*Task input*:
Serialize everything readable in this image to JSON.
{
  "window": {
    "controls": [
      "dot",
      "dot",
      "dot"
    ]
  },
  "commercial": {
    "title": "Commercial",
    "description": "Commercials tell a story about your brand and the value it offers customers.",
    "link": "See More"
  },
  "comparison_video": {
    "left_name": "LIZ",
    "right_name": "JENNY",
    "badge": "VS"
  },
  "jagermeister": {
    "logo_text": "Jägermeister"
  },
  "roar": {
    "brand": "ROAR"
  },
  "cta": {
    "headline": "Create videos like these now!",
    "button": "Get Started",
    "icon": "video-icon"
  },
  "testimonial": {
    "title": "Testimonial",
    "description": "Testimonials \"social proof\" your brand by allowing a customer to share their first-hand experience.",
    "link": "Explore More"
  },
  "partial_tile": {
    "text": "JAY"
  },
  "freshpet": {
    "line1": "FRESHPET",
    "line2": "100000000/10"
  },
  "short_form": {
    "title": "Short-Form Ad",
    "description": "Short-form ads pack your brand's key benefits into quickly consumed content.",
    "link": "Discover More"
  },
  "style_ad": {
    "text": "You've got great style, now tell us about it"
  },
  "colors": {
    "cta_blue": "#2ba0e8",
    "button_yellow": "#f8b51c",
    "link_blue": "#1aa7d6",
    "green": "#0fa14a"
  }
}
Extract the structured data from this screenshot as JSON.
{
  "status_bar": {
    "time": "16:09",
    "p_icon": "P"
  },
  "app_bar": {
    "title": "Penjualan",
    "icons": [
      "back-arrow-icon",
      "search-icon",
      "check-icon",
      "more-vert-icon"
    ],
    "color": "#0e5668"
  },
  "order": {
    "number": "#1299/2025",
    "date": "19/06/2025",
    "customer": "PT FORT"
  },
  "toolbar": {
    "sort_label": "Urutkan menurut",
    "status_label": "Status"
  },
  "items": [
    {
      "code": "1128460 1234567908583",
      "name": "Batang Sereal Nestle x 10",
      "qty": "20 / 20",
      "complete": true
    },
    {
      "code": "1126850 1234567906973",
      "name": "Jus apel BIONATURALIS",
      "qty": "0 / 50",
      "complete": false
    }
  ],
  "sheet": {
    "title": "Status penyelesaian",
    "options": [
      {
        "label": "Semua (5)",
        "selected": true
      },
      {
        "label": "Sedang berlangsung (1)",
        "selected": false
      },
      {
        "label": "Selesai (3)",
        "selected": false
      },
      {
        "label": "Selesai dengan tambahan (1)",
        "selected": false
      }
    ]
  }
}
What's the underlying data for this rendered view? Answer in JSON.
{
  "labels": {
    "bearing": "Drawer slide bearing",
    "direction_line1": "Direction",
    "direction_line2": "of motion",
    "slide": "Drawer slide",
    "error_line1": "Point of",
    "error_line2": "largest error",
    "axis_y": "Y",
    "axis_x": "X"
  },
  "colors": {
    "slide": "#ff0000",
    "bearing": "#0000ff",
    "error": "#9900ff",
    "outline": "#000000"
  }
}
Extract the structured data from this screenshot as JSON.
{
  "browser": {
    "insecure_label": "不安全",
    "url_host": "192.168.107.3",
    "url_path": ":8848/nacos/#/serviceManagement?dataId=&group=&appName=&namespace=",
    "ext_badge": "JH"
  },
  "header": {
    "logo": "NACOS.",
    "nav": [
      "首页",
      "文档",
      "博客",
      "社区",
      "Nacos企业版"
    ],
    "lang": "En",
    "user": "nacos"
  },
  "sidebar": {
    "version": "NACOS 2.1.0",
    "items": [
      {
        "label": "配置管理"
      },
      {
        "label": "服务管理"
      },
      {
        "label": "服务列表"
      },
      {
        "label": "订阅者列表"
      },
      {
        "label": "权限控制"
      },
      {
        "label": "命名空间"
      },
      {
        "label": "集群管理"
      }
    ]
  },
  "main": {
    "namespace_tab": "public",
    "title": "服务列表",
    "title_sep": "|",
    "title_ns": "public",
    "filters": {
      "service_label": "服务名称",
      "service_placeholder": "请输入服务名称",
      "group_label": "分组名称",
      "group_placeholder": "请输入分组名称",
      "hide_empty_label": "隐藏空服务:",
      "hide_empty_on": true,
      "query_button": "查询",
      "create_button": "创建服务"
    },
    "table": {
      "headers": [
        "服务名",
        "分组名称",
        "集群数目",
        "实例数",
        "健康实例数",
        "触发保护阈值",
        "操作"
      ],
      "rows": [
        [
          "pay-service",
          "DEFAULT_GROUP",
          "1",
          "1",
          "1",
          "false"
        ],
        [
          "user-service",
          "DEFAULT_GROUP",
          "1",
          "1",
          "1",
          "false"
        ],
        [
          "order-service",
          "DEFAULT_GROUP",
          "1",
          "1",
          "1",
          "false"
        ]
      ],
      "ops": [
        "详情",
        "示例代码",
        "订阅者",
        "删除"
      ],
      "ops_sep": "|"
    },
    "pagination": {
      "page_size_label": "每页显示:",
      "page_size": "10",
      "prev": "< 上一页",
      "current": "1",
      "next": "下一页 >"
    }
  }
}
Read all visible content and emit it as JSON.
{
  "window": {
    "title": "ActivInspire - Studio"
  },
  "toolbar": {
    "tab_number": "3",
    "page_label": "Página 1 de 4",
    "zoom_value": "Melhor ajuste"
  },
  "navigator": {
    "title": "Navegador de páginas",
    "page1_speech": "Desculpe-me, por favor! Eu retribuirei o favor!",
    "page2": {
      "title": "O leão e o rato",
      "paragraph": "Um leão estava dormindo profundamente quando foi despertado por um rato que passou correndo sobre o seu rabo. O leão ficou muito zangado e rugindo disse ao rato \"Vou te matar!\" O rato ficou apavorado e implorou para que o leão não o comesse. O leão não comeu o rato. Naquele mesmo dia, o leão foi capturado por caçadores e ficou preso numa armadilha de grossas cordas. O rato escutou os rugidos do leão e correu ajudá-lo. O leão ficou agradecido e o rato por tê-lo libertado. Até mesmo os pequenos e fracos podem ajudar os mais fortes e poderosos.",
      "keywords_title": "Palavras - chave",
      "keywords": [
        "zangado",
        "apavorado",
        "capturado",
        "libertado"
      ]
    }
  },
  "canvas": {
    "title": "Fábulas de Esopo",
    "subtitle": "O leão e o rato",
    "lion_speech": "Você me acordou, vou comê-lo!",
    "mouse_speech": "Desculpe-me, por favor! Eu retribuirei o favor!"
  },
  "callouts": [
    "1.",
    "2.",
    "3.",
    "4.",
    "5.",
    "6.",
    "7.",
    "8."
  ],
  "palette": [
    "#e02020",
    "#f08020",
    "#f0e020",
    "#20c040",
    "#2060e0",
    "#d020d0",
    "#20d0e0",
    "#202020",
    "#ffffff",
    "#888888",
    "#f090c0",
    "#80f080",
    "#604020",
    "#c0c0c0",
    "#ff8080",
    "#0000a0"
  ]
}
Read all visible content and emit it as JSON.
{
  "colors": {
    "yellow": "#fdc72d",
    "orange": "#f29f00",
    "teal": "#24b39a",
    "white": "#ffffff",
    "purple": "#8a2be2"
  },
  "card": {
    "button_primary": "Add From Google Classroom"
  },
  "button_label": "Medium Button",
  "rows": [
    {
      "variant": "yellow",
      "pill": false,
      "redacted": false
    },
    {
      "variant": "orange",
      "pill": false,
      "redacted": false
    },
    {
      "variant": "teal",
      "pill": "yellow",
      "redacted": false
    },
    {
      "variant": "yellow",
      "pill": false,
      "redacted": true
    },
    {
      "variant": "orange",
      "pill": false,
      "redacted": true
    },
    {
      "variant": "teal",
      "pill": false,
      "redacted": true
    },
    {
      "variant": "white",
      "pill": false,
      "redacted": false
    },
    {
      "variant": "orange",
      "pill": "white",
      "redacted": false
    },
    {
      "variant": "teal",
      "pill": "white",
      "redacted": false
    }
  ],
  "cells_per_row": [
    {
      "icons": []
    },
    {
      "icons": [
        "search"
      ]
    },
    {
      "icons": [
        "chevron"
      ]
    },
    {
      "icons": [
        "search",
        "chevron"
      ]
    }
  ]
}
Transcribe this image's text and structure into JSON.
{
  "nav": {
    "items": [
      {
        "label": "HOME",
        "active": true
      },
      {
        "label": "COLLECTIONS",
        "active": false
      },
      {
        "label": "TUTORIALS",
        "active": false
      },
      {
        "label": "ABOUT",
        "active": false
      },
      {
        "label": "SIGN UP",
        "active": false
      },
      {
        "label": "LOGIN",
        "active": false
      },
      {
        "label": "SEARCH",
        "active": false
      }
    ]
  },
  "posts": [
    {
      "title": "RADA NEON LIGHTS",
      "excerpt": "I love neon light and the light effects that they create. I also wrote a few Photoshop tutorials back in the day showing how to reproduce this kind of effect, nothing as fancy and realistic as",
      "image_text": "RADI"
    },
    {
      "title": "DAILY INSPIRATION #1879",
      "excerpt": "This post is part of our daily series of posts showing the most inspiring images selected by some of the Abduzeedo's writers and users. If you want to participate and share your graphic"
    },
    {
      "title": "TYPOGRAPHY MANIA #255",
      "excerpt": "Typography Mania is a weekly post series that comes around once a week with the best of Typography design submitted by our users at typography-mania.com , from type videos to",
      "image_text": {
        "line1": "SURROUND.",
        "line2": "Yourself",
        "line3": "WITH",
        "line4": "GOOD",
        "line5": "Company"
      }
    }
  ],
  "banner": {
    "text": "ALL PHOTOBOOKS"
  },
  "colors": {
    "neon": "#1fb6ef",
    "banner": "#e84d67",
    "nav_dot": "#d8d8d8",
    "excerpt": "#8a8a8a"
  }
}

*Written instruction*: Copy out each line of the entries that holds "videos".

*The response*:
    "headline": "Create videos like these now!",
      "excerpt": "Typography Mania is a weekly post series that comes around once a week with the best of Typography design submitted by our users at typography-mania.com , from type videos to",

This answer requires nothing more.